● Figure record listings:
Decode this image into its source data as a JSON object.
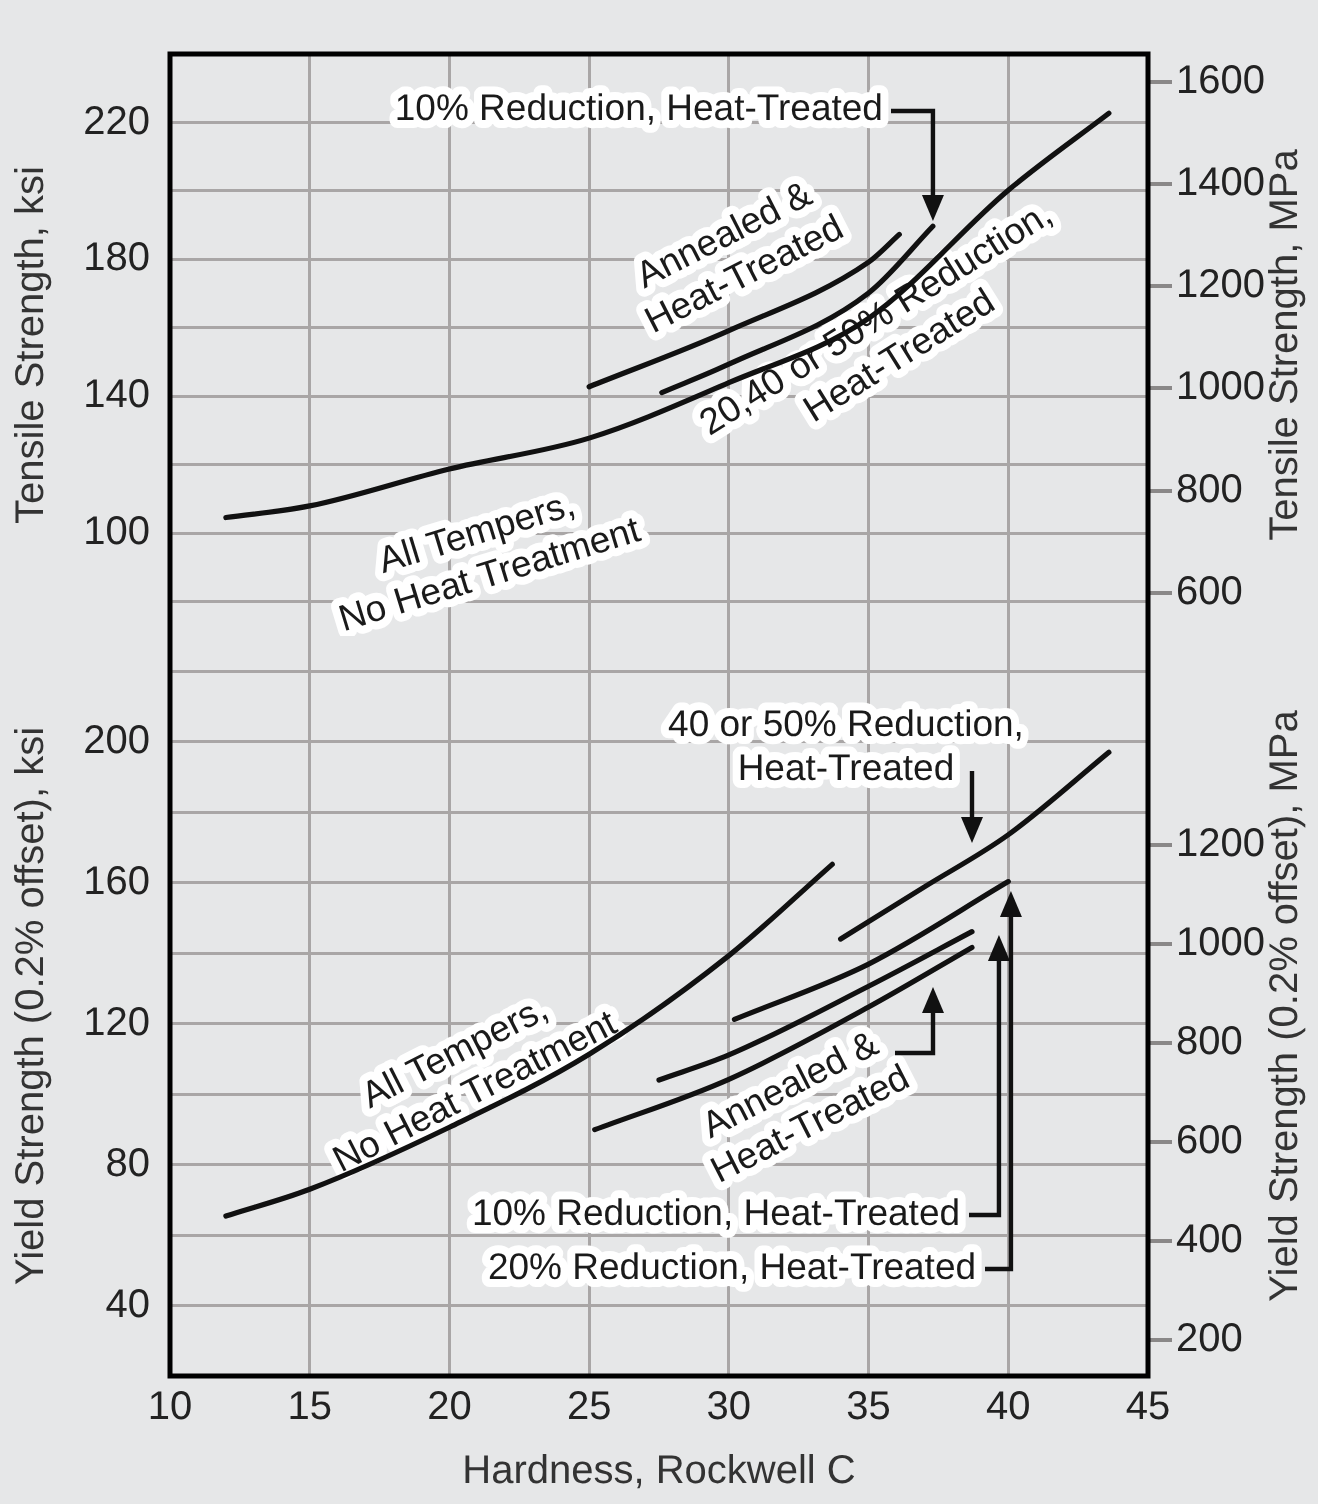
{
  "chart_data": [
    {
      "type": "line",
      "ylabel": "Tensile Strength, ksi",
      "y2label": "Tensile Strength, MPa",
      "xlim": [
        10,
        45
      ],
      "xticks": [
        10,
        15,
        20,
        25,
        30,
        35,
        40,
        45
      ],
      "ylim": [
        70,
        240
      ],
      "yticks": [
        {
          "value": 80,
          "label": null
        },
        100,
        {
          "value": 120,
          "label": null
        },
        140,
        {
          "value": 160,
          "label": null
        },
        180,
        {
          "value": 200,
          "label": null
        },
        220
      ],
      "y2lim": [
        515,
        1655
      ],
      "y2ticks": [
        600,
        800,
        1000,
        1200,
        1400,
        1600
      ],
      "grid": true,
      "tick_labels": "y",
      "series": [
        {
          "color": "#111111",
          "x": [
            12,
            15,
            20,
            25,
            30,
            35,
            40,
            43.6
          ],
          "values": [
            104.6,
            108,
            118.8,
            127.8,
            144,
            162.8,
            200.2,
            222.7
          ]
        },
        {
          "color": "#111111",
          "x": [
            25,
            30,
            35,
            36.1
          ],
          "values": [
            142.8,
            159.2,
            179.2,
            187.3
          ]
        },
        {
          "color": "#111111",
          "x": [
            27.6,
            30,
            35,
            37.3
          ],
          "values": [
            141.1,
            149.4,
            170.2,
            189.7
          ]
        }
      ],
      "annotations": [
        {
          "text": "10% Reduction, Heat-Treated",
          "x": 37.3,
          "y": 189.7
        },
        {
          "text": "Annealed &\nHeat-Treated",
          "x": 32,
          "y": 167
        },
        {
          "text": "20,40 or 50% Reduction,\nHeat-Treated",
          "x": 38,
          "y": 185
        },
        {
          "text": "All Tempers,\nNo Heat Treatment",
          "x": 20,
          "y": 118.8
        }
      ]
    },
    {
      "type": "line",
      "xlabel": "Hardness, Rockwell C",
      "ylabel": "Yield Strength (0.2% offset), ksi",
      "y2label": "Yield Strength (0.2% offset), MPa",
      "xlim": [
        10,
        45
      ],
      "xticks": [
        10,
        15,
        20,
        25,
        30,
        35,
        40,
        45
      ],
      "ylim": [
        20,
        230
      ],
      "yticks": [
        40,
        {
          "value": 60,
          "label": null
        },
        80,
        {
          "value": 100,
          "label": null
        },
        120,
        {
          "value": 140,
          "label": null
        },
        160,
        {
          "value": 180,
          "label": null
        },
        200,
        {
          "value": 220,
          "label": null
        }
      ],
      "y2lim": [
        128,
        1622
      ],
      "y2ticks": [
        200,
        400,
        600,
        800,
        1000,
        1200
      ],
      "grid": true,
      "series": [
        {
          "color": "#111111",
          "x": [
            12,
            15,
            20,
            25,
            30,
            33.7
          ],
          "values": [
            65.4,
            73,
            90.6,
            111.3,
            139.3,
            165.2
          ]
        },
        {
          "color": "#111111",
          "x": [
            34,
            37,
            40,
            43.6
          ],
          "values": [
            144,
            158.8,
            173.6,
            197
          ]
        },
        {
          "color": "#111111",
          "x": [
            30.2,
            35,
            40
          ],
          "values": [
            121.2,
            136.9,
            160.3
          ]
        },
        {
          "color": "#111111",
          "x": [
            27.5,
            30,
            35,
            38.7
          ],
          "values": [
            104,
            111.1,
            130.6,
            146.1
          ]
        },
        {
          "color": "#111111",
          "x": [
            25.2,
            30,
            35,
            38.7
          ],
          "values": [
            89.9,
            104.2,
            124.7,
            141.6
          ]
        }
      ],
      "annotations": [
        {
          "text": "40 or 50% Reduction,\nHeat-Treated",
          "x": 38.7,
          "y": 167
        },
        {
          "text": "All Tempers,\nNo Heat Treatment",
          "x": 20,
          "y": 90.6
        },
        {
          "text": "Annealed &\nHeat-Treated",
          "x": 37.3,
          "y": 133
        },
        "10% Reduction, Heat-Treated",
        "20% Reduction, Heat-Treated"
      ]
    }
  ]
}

● Problem requirements: Print the whole listing above once more, word for word, without its pictures.

● Exercise output:
Decode this image into its source data as a JSON object.
{
  "chart_data": [
    {
      "type": "line",
      "ylabel": "Tensile Strength, ksi",
      "y2label": "Tensile Strength, MPa",
      "xlim": [
        10,
        45
      ],
      "xticks": [
        10,
        15,
        20,
        25,
        30,
        35,
        40,
        45
      ],
      "ylim": [
        70,
        240
      ],
      "yticks": [
        {
          "value": 80,
          "label": null
        },
        100,
        {
          "value": 120,
          "label": null
        },
        140,
        {
          "value": 160,
          "label": null
        },
        180,
        {
          "value": 200,
          "label": null
        },
        220
      ],
      "y2lim": [
        515,
        1655
      ],
      "y2ticks": [
        600,
        800,
        1000,
        1200,
        1400,
        1600
      ],
      "grid": true,
      "tick_labels": "y",
      "series": [
        {
          "color": "#111111",
          "x": [
            12,
            15,
            20,
            25,
            30,
            35,
            40,
            43.6
          ],
          "values": [
            104.6,
            108,
            118.8,
            127.8,
            144,
            162.8,
            200.2,
            222.7
          ]
        },
        {
          "color": "#111111",
          "x": [
            25,
            30,
            35,
            36.1
          ],
          "values": [
            142.8,
            159.2,
            179.2,
            187.3
          ]
        },
        {
          "color": "#111111",
          "x": [
            27.6,
            30,
            35,
            37.3
          ],
          "values": [
            141.1,
            149.4,
            170.2,
            189.7
          ]
        }
      ],
      "annotations": [
        {
          "text": "10% Reduction, Heat-Treated",
          "x": 37.3,
          "y": 189.7
        },
        {
          "text": "Annealed &\nHeat-Treated",
          "x": 32,
          "y": 167
        },
        {
          "text": "20,40 or 50% Reduction,\nHeat-Treated",
          "x": 38,
          "y": 185
        },
        {
          "text": "All Tempers,\nNo Heat Treatment",
          "x": 20,
          "y": 118.8
        }
      ]
    },
    {
      "type": "line",
      "xlabel": "Hardness, Rockwell C",
      "ylabel": "Yield Strength (0.2% offset), ksi",
      "y2label": "Yield Strength (0.2% offset), MPa",
      "xlim": [
        10,
        45
      ],
      "xticks": [
        10,
        15,
        20,
        25,
        30,
        35,
        40,
        45
      ],
      "ylim": [
        20,
        230
      ],
      "yticks": [
        40,
        {
          "value": 60,
          "label": null
        },
        80,
        {
          "value": 100,
          "label": null
        },
        120,
        {
          "value": 140,
          "label": null
        },
        160,
        {
          "value": 180,
          "label": null
        },
        200,
        {
          "value": 220,
          "label": null
        }
      ],
      "y2lim": [
        128,
        1622
      ],
      "y2ticks": [
        200,
        400,
        600,
        800,
        1000,
        1200
      ],
      "grid": true,
      "series": [
        {
          "color": "#111111",
          "x": [
            12,
            15,
            20,
            25,
            30,
            33.7
          ],
          "values": [
            65.4,
            73,
            90.6,
            111.3,
            139.3,
            165.2
          ]
        },
        {
          "color": "#111111",
          "x": [
            34,
            37,
            40,
            43.6
          ],
          "values": [
            144,
            158.8,
            173.6,
            197
          ]
        },
        {
          "color": "#111111",
          "x": [
            30.2,
            35,
            40
          ],
          "values": [
            121.2,
            136.9,
            160.3
          ]
        },
        {
          "color": "#111111",
          "x": [
            27.5,
            30,
            35,
            38.7
          ],
          "values": [
            104,
            111.1,
            130.6,
            146.1
          ]
        },
        {
          "color": "#111111",
          "x": [
            25.2,
            30,
            35,
            38.7
          ],
          "values": [
            89.9,
            104.2,
            124.7,
            141.6
          ]
        }
      ],
      "annotations": [
        {
          "text": "40 or 50% Reduction,\nHeat-Treated",
          "x": 38.7,
          "y": 167
        },
        {
          "text": "All Tempers,\nNo Heat Treatment",
          "x": 20,
          "y": 90.6
        },
        {
          "text": "Annealed &\nHeat-Treated",
          "x": 37.3,
          "y": 133
        },
        "10% Reduction, Heat-Treated",
        "20% Reduction, Heat-Treated"
      ]
    }
  ]
}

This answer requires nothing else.